• **Written task**:
All of the data that follows should be retyped exactly, please, except the pictures.

• **Supplied records**:
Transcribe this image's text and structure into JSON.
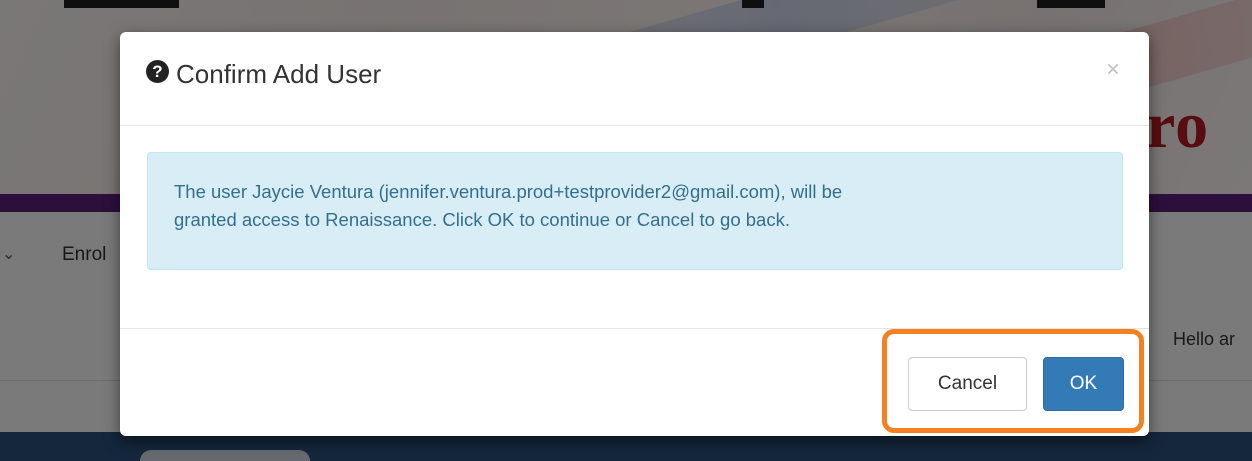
{
  "background": {
    "brand_text": "ro",
    "nav_item": "Enrol",
    "greeting": "Hello ar"
  },
  "modal": {
    "icon": "question-circle-icon",
    "title": "Confirm Add User",
    "close_glyph": "×",
    "message_line1": "The user Jaycie Ventura (jennifer.ventura.prod+testprovider2@gmail.com), will be",
    "message_line2": "granted access to Renaissance. Click OK to continue or Cancel to go back.",
    "buttons": {
      "cancel_label": "Cancel",
      "ok_label": "OK"
    }
  },
  "colors": {
    "primary_button": "#337ab7",
    "alert_background": "#d9edf7",
    "alert_text": "#31708f",
    "highlight": "#f4801f",
    "brand_purple": "#5a1f79",
    "brand_red": "#b0191f"
  }
}
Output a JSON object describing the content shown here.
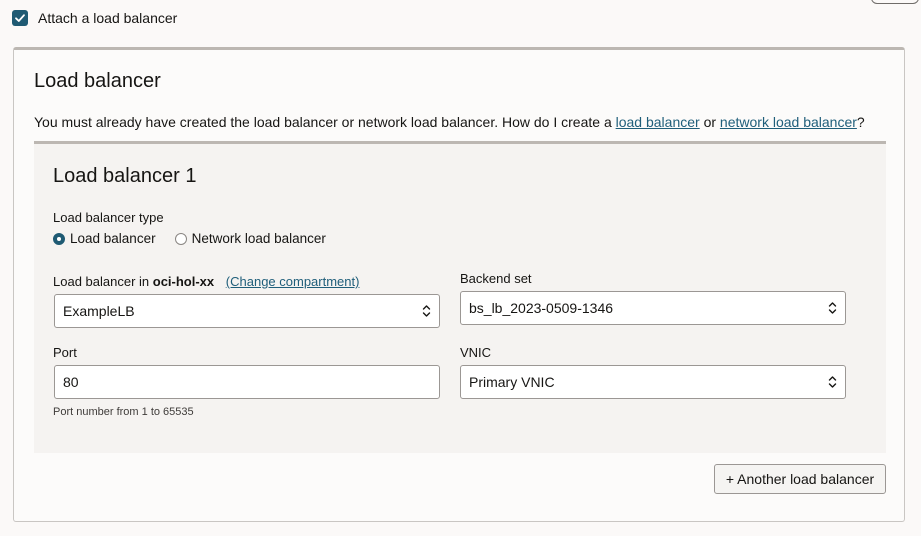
{
  "attach": {
    "label": "Attach a load balancer",
    "checked": true
  },
  "panel": {
    "title": "Load balancer",
    "desc_prefix": "You must already have created the load balancer or network load balancer. How do I create a ",
    "link_lb": "load balancer",
    "desc_or": " or ",
    "link_nlb": "network load balancer",
    "desc_suffix": "?"
  },
  "card": {
    "title": "Load balancer 1",
    "type_label": "Load balancer type",
    "type_options": [
      {
        "label": "Load balancer",
        "selected": true
      },
      {
        "label": "Network load balancer",
        "selected": false
      }
    ],
    "lb_in_label": "Load balancer in ",
    "compartment": "oci-hol-xx",
    "change_compartment": "(Change compartment)",
    "lb_value": "ExampleLB",
    "backend_label": "Backend set",
    "backend_value": "bs_lb_2023-0509-1346",
    "port_label": "Port",
    "port_value": "80",
    "port_help": "Port number from 1 to 65535",
    "vnic_label": "VNIC",
    "vnic_value": "Primary VNIC"
  },
  "add_button": "+ Another load balancer",
  "colors": {
    "accent": "#1f5a73",
    "link": "#1f5e7a",
    "background": "#fbf9f8",
    "card": "#f5f3f1"
  }
}
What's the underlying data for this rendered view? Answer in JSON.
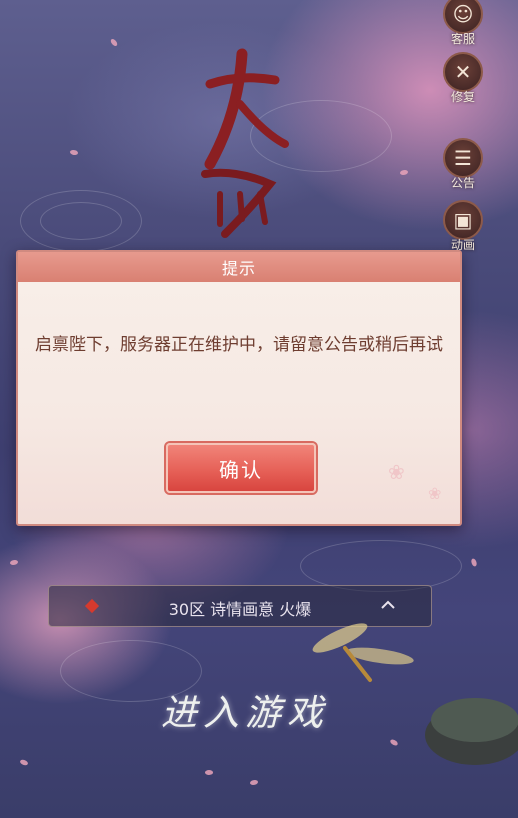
{
  "side_buttons": [
    {
      "icon": "customer-service-icon",
      "label": "客服"
    },
    {
      "icon": "repair-icon",
      "label": "修复"
    },
    {
      "icon": "notice-icon",
      "label": "公告"
    },
    {
      "icon": "animation-icon",
      "label": "动画"
    }
  ],
  "dialog": {
    "title": "提示",
    "message": "启禀陛下，服务器正在维护中，请留意公告或稍后再试",
    "confirm_label": "确认"
  },
  "server": {
    "label": "30区 诗情画意 火爆"
  },
  "enter_game": "进入游戏",
  "colors": {
    "dialog_header": "#d98072",
    "confirm_button": "#e55e55",
    "message_text": "#6e3d30",
    "status_hot": "#d63a2e"
  }
}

• **Exercise result**:
Transcribe this image's text and structure into JSON.
{
  "background": {
    "brand_text": "ro",
    "nav_item": "Enrol",
    "greeting": "Hello ar"
  },
  "modal": {
    "icon": "question-circle-icon",
    "title": "Confirm Add User",
    "close_glyph": "×",
    "message_line1": "The user Jaycie Ventura (jennifer.ventura.prod+testprovider2@gmail.com), will be",
    "message_line2": "granted access to Renaissance. Click OK to continue or Cancel to go back.",
    "buttons": {
      "cancel_label": "Cancel",
      "ok_label": "OK"
    }
  },
  "colors": {
    "primary_button": "#337ab7",
    "alert_background": "#d9edf7",
    "alert_text": "#31708f",
    "highlight": "#f4801f",
    "brand_purple": "#5a1f79",
    "brand_red": "#b0191f"
  }
}
Output a JSON object describing the content shown here.
{
  "attach": {
    "label": "Attach a load balancer",
    "checked": true
  },
  "panel": {
    "title": "Load balancer",
    "desc_prefix": "You must already have created the load balancer or network load balancer. How do I create a ",
    "link_lb": "load balancer",
    "desc_or": " or ",
    "link_nlb": "network load balancer",
    "desc_suffix": "?"
  },
  "card": {
    "title": "Load balancer 1",
    "type_label": "Load balancer type",
    "type_options": [
      {
        "label": "Load balancer",
        "selected": true
      },
      {
        "label": "Network load balancer",
        "selected": false
      }
    ],
    "lb_in_label": "Load balancer in ",
    "compartment": "oci-hol-xx",
    "change_compartment": "(Change compartment)",
    "lb_value": "ExampleLB",
    "backend_label": "Backend set",
    "backend_value": "bs_lb_2023-0509-1346",
    "port_label": "Port",
    "port_value": "80",
    "port_help": "Port number from 1 to 65535",
    "vnic_label": "VNIC",
    "vnic_value": "Primary VNIC"
  },
  "add_button": "+ Another load balancer",
  "colors": {
    "accent": "#1f5a73",
    "link": "#1f5e7a",
    "background": "#fbf9f8",
    "card": "#f5f3f1"
  }
}
What's the underlying data for this rendered view? Answer in JSON.
{
  "side_buttons": [
    {
      "icon": "customer-service-icon",
      "label": "客服"
    },
    {
      "icon": "repair-icon",
      "label": "修复"
    },
    {
      "icon": "notice-icon",
      "label": "公告"
    },
    {
      "icon": "animation-icon",
      "label": "动画"
    }
  ],
  "dialog": {
    "title": "提示",
    "message": "启禀陛下，服务器正在维护中，请留意公告或稍后再试",
    "confirm_label": "确认"
  },
  "server": {
    "label": "30区 诗情画意 火爆"
  },
  "enter_game": "进入游戏",
  "colors": {
    "dialog_header": "#d98072",
    "confirm_button": "#e55e55",
    "message_text": "#6e3d30",
    "status_hot": "#d63a2e"
  }
}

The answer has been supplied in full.